-- WHAT IS EXPECTED --
Please quote every line word for word.

(Extracted records)
┌────────
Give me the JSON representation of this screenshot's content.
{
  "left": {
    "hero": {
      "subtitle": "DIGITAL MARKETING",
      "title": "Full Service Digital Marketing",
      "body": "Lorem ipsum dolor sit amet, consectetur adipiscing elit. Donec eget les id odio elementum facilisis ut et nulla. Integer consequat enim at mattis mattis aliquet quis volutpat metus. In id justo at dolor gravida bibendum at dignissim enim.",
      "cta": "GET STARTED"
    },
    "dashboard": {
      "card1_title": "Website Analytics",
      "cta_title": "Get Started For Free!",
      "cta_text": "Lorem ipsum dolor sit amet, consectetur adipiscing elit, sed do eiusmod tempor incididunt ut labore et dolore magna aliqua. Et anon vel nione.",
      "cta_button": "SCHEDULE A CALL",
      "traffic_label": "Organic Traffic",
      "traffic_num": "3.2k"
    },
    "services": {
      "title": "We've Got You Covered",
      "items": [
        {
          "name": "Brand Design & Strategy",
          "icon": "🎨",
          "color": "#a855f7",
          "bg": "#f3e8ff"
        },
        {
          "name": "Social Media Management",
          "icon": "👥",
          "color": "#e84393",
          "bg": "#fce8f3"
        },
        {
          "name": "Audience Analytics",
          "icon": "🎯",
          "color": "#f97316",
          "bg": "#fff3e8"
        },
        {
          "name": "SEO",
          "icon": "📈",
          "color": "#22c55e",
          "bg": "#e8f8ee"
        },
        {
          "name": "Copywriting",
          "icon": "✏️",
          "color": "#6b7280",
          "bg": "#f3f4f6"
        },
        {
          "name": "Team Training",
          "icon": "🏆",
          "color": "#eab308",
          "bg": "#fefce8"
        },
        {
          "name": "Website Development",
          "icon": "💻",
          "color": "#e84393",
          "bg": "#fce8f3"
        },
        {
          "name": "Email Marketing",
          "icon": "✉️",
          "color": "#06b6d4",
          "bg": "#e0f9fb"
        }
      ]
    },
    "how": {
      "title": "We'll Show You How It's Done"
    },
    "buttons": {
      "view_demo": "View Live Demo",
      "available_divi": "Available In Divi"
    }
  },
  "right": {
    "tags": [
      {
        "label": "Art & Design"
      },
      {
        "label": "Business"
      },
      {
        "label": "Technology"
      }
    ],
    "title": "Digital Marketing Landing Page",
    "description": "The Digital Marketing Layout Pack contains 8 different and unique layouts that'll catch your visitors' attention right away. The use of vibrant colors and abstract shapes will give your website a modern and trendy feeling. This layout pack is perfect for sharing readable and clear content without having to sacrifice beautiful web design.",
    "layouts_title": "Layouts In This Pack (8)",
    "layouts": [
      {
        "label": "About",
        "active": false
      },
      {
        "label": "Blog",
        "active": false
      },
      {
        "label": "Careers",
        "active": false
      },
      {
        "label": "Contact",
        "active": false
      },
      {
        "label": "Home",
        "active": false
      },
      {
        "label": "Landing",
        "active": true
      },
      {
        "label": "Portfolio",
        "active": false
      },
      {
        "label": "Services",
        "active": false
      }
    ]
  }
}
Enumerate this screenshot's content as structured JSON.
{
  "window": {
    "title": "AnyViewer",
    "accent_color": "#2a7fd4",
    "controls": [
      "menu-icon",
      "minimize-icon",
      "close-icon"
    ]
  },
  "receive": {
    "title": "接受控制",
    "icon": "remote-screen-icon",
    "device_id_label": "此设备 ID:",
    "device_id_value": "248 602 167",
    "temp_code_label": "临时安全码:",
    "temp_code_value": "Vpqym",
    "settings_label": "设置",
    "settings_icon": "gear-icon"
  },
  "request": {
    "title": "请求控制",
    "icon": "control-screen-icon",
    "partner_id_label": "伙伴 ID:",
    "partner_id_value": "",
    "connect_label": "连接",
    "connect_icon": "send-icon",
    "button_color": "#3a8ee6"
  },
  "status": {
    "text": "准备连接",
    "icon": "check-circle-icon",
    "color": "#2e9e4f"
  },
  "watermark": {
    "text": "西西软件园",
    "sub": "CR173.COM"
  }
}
└────────
-- FINISHED EXERCISE --
Give me the JSON representation of this screenshot's content.
{
  "left": {
    "hero": {
      "subtitle": "DIGITAL MARKETING",
      "title": "Full Service Digital Marketing",
      "body": "Lorem ipsum dolor sit amet, consectetur adipiscing elit. Donec eget les id odio elementum facilisis ut et nulla. Integer consequat enim at mattis mattis aliquet quis volutpat metus. In id justo at dolor gravida bibendum at dignissim enim.",
      "cta": "GET STARTED"
    },
    "dashboard": {
      "card1_title": "Website Analytics",
      "cta_title": "Get Started For Free!",
      "cta_text": "Lorem ipsum dolor sit amet, consectetur adipiscing elit, sed do eiusmod tempor incididunt ut labore et dolore magna aliqua. Et anon vel nione.",
      "cta_button": "SCHEDULE A CALL",
      "traffic_label": "Organic Traffic",
      "traffic_num": "3.2k"
    },
    "services": {
      "title": "We've Got You Covered",
      "items": [
        {
          "name": "Brand Design & Strategy",
          "icon": "🎨",
          "color": "#a855f7",
          "bg": "#f3e8ff"
        },
        {
          "name": "Social Media Management",
          "icon": "👥",
          "color": "#e84393",
          "bg": "#fce8f3"
        },
        {
          "name": "Audience Analytics",
          "icon": "🎯",
          "color": "#f97316",
          "bg": "#fff3e8"
        },
        {
          "name": "SEO",
          "icon": "📈",
          "color": "#22c55e",
          "bg": "#e8f8ee"
        },
        {
          "name": "Copywriting",
          "icon": "✏️",
          "color": "#6b7280",
          "bg": "#f3f4f6"
        },
        {
          "name": "Team Training",
          "icon": "🏆",
          "color": "#eab308",
          "bg": "#fefce8"
        },
        {
          "name": "Website Development",
          "icon": "💻",
          "color": "#e84393",
          "bg": "#fce8f3"
        },
        {
          "name": "Email Marketing",
          "icon": "✉️",
          "color": "#06b6d4",
          "bg": "#e0f9fb"
        }
      ]
    },
    "how": {
      "title": "We'll Show You How It's Done"
    },
    "buttons": {
      "view_demo": "View Live Demo",
      "available_divi": "Available In Divi"
    }
  },
  "right": {
    "tags": [
      {
        "label": "Art & Design"
      },
      {
        "label": "Business"
      },
      {
        "label": "Technology"
      }
    ],
    "title": "Digital Marketing Landing Page",
    "description": "The Digital Marketing Layout Pack contains 8 different and unique layouts that'll catch your visitors' attention right away. The use of vibrant colors and abstract shapes will give your website a modern and trendy feeling. This layout pack is perfect for sharing readable and clear content without having to sacrifice beautiful web design.",
    "layouts_title": "Layouts In This Pack (8)",
    "layouts": [
      {
        "label": "About",
        "active": false
      },
      {
        "label": "Blog",
        "active": false
      },
      {
        "label": "Careers",
        "active": false
      },
      {
        "label": "Contact",
        "active": false
      },
      {
        "label": "Home",
        "active": false
      },
      {
        "label": "Landing",
        "active": true
      },
      {
        "label": "Portfolio",
        "active": false
      },
      {
        "label": "Services",
        "active": false
      }
    ]
  }
}
Enumerate this screenshot's content as structured JSON.
{
  "window": {
    "title": "AnyViewer",
    "accent_color": "#2a7fd4",
    "controls": [
      "menu-icon",
      "minimize-icon",
      "close-icon"
    ]
  },
  "receive": {
    "title": "接受控制",
    "icon": "remote-screen-icon",
    "device_id_label": "此设备 ID:",
    "device_id_value": "248 602 167",
    "temp_code_label": "临时安全码:",
    "temp_code_value": "Vpqym",
    "settings_label": "设置",
    "settings_icon": "gear-icon"
  },
  "request": {
    "title": "请求控制",
    "icon": "control-screen-icon",
    "partner_id_label": "伙伴 ID:",
    "partner_id_value": "",
    "connect_label": "连接",
    "connect_icon": "send-icon",
    "button_color": "#3a8ee6"
  },
  "status": {
    "text": "准备连接",
    "icon": "check-circle-icon",
    "color": "#2e9e4f"
  },
  "watermark": {
    "text": "西西软件园",
    "sub": "CR173.COM"
  }
}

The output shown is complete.